---------- Extracted records ----------

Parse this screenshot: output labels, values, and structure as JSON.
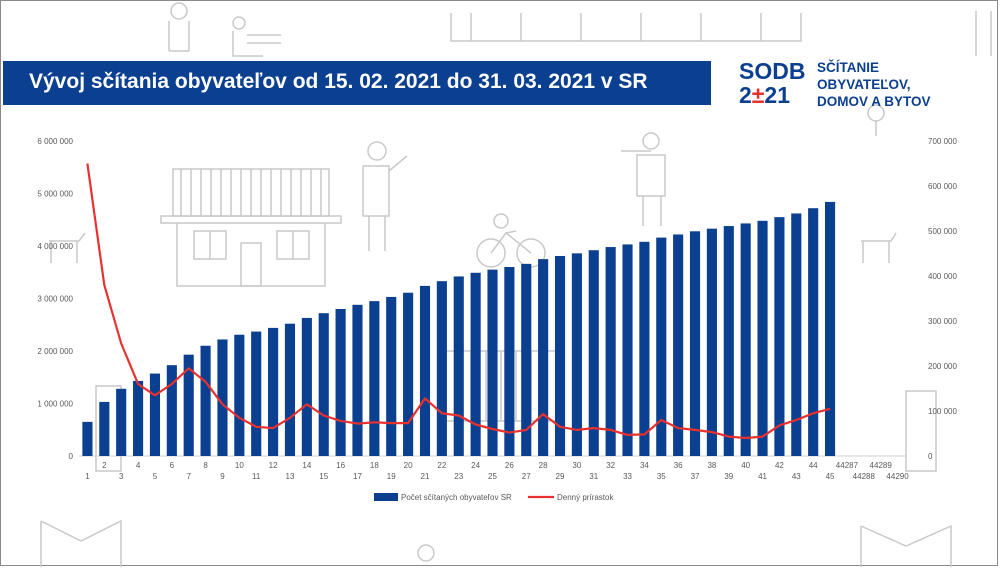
{
  "title": "Vývoj sčítania obyvateľov od 15. 02. 2021 do 31. 03. 2021 v SR",
  "logo": {
    "mark_line1": "SODB",
    "mark_line2_a": "2",
    "mark_line2_b": "±",
    "mark_line2_c": "21",
    "text_line1": "SČÍTANIE",
    "text_line2": "OBYVATEĽOV,",
    "text_line3": "DOMOV A BYTOV"
  },
  "colors": {
    "bar": "#0b3f8f",
    "line": "#e8312f",
    "banner": "#0b3f8f"
  },
  "chart_data": {
    "type": "bar",
    "categories": [
      1,
      2,
      3,
      4,
      5,
      6,
      7,
      8,
      9,
      10,
      11,
      12,
      13,
      14,
      15,
      16,
      17,
      18,
      19,
      20,
      21,
      22,
      23,
      24,
      25,
      26,
      27,
      28,
      29,
      30,
      31,
      32,
      33,
      34,
      35,
      36,
      37,
      38,
      39,
      40,
      41,
      42,
      43,
      44,
      45
    ],
    "extra_ticks": [
      {
        "after_index": 45,
        "label": "44287",
        "row": 0
      },
      {
        "after_index": 46,
        "label": "44288",
        "row": 1
      },
      {
        "after_index": 47,
        "label": "44289",
        "row": 0
      },
      {
        "after_index": 48,
        "label": "44290",
        "row": 1
      }
    ],
    "series": [
      {
        "name": "Počet sčítaných obyvateľov SR",
        "type": "bar",
        "axis": "left",
        "values": [
          650000,
          1030000,
          1280000,
          1430000,
          1570000,
          1730000,
          1930000,
          2100000,
          2220000,
          2310000,
          2370000,
          2440000,
          2520000,
          2630000,
          2720000,
          2800000,
          2880000,
          2950000,
          3030000,
          3110000,
          3240000,
          3330000,
          3420000,
          3490000,
          3550000,
          3600000,
          3660000,
          3750000,
          3810000,
          3860000,
          3920000,
          3980000,
          4030000,
          4080000,
          4160000,
          4220000,
          4280000,
          4330000,
          4380000,
          4430000,
          4480000,
          4550000,
          4620000,
          4720000,
          4840000
        ]
      },
      {
        "name": "Denný prírastok",
        "type": "line",
        "axis": "right",
        "values": [
          650000,
          380000,
          250000,
          160000,
          135000,
          160000,
          195000,
          165000,
          115000,
          85000,
          65000,
          62000,
          85000,
          115000,
          90000,
          78000,
          72000,
          75000,
          73000,
          73000,
          128000,
          95000,
          90000,
          70000,
          60000,
          52000,
          58000,
          93000,
          65000,
          58000,
          62000,
          58000,
          47000,
          48000,
          80000,
          62000,
          58000,
          53000,
          43000,
          40000,
          43000,
          68000,
          80000,
          95000,
          105000
        ]
      }
    ],
    "yleft": {
      "min": 0,
      "max": 6000000,
      "ticks": [
        "0",
        "1 000 000",
        "2 000 000",
        "3 000 000",
        "4 000 000",
        "5 000 000",
        "6 000 000"
      ]
    },
    "yright": {
      "min": 0,
      "max": 700000,
      "ticks": [
        "0",
        "100 000",
        "200 000",
        "300 000",
        "400 000",
        "500 000",
        "600 000",
        "700 000"
      ]
    },
    "legend_position": "bottom",
    "grid": false
  }
}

----------

Your objective:
Your task is to copy the entries in full and exactly, without any images.

Task response:
Parse this screenshot: output labels, values, and structure as JSON.
{
  "title": "Vývoj sčítania obyvateľov od 15. 02. 2021 do 31. 03. 2021 v SR",
  "logo": {
    "mark_line1": "SODB",
    "mark_line2_a": "2",
    "mark_line2_b": "±",
    "mark_line2_c": "21",
    "text_line1": "SČÍTANIE",
    "text_line2": "OBYVATEĽOV,",
    "text_line3": "DOMOV A BYTOV"
  },
  "colors": {
    "bar": "#0b3f8f",
    "line": "#e8312f",
    "banner": "#0b3f8f"
  },
  "chart_data": {
    "type": "bar",
    "categories": [
      1,
      2,
      3,
      4,
      5,
      6,
      7,
      8,
      9,
      10,
      11,
      12,
      13,
      14,
      15,
      16,
      17,
      18,
      19,
      20,
      21,
      22,
      23,
      24,
      25,
      26,
      27,
      28,
      29,
      30,
      31,
      32,
      33,
      34,
      35,
      36,
      37,
      38,
      39,
      40,
      41,
      42,
      43,
      44,
      45
    ],
    "extra_ticks": [
      {
        "after_index": 45,
        "label": "44287",
        "row": 0
      },
      {
        "after_index": 46,
        "label": "44288",
        "row": 1
      },
      {
        "after_index": 47,
        "label": "44289",
        "row": 0
      },
      {
        "after_index": 48,
        "label": "44290",
        "row": 1
      }
    ],
    "series": [
      {
        "name": "Počet sčítaných obyvateľov SR",
        "type": "bar",
        "axis": "left",
        "values": [
          650000,
          1030000,
          1280000,
          1430000,
          1570000,
          1730000,
          1930000,
          2100000,
          2220000,
          2310000,
          2370000,
          2440000,
          2520000,
          2630000,
          2720000,
          2800000,
          2880000,
          2950000,
          3030000,
          3110000,
          3240000,
          3330000,
          3420000,
          3490000,
          3550000,
          3600000,
          3660000,
          3750000,
          3810000,
          3860000,
          3920000,
          3980000,
          4030000,
          4080000,
          4160000,
          4220000,
          4280000,
          4330000,
          4380000,
          4430000,
          4480000,
          4550000,
          4620000,
          4720000,
          4840000
        ]
      },
      {
        "name": "Denný prírastok",
        "type": "line",
        "axis": "right",
        "values": [
          650000,
          380000,
          250000,
          160000,
          135000,
          160000,
          195000,
          165000,
          115000,
          85000,
          65000,
          62000,
          85000,
          115000,
          90000,
          78000,
          72000,
          75000,
          73000,
          73000,
          128000,
          95000,
          90000,
          70000,
          60000,
          52000,
          58000,
          93000,
          65000,
          58000,
          62000,
          58000,
          47000,
          48000,
          80000,
          62000,
          58000,
          53000,
          43000,
          40000,
          43000,
          68000,
          80000,
          95000,
          105000
        ]
      }
    ],
    "yleft": {
      "min": 0,
      "max": 6000000,
      "ticks": [
        "0",
        "1 000 000",
        "2 000 000",
        "3 000 000",
        "4 000 000",
        "5 000 000",
        "6 000 000"
      ]
    },
    "yright": {
      "min": 0,
      "max": 700000,
      "ticks": [
        "0",
        "100 000",
        "200 000",
        "300 000",
        "400 000",
        "500 000",
        "600 000",
        "700 000"
      ]
    },
    "legend_position": "bottom",
    "grid": false
  }
}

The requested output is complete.